Extracted data entries:

####

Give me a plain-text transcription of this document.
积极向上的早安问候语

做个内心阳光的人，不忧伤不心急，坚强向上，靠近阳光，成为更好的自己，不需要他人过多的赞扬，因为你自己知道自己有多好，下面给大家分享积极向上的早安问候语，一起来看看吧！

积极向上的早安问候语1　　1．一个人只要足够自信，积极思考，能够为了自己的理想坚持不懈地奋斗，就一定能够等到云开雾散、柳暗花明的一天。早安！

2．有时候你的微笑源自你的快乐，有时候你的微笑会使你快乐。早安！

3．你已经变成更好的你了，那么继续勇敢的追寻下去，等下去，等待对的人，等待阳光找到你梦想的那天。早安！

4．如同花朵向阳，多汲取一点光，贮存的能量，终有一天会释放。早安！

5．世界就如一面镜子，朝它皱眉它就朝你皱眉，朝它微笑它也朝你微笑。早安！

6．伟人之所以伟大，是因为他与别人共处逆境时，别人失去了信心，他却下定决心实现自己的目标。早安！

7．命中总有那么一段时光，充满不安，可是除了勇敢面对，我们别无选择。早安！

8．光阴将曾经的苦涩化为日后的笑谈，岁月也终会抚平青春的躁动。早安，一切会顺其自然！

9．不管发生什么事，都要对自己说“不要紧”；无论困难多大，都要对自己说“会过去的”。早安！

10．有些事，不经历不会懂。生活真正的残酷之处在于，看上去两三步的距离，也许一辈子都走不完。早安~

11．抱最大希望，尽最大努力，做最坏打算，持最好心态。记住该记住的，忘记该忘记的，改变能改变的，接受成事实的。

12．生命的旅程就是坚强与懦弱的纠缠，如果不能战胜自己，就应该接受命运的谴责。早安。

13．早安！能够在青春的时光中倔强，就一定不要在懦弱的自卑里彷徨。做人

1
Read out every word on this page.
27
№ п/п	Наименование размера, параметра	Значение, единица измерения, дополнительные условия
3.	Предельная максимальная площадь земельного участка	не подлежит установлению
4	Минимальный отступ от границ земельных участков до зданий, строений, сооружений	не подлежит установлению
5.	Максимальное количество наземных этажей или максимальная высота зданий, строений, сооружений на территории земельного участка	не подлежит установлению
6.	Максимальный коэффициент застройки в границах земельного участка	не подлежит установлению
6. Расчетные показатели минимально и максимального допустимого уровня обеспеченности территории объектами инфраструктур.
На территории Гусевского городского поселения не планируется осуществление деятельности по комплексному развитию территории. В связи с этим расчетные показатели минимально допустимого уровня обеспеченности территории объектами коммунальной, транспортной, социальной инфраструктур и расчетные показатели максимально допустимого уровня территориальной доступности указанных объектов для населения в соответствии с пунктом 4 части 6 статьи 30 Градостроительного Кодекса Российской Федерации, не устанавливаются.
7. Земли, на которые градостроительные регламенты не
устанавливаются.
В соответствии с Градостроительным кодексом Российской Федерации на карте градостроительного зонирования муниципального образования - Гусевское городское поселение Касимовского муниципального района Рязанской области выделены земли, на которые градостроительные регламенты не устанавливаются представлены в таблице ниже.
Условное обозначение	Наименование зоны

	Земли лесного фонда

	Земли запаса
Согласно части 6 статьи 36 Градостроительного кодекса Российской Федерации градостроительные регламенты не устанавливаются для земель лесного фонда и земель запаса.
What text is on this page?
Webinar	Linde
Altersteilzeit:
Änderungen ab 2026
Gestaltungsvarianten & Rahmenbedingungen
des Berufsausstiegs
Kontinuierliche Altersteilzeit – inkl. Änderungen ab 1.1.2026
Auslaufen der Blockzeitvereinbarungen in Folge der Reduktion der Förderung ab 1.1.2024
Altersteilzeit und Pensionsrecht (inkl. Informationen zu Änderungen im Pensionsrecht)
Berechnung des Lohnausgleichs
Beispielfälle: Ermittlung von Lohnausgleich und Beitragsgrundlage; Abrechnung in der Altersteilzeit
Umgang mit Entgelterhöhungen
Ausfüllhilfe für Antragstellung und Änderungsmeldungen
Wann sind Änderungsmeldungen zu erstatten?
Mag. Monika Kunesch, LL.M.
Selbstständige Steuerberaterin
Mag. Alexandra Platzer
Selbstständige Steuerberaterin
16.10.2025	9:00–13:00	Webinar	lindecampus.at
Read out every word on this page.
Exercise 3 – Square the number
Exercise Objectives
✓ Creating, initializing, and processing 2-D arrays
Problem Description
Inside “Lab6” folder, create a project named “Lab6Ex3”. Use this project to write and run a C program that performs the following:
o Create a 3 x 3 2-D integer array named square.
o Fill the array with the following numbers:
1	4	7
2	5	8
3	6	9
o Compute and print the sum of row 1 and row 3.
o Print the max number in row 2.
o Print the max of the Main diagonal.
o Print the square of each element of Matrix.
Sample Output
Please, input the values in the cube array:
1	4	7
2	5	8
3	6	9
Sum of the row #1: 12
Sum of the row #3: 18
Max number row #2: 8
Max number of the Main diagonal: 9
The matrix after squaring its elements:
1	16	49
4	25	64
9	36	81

####

Work through the records above line by line and count those that hold the string "Webinar". Give only the result.

• [In response]
2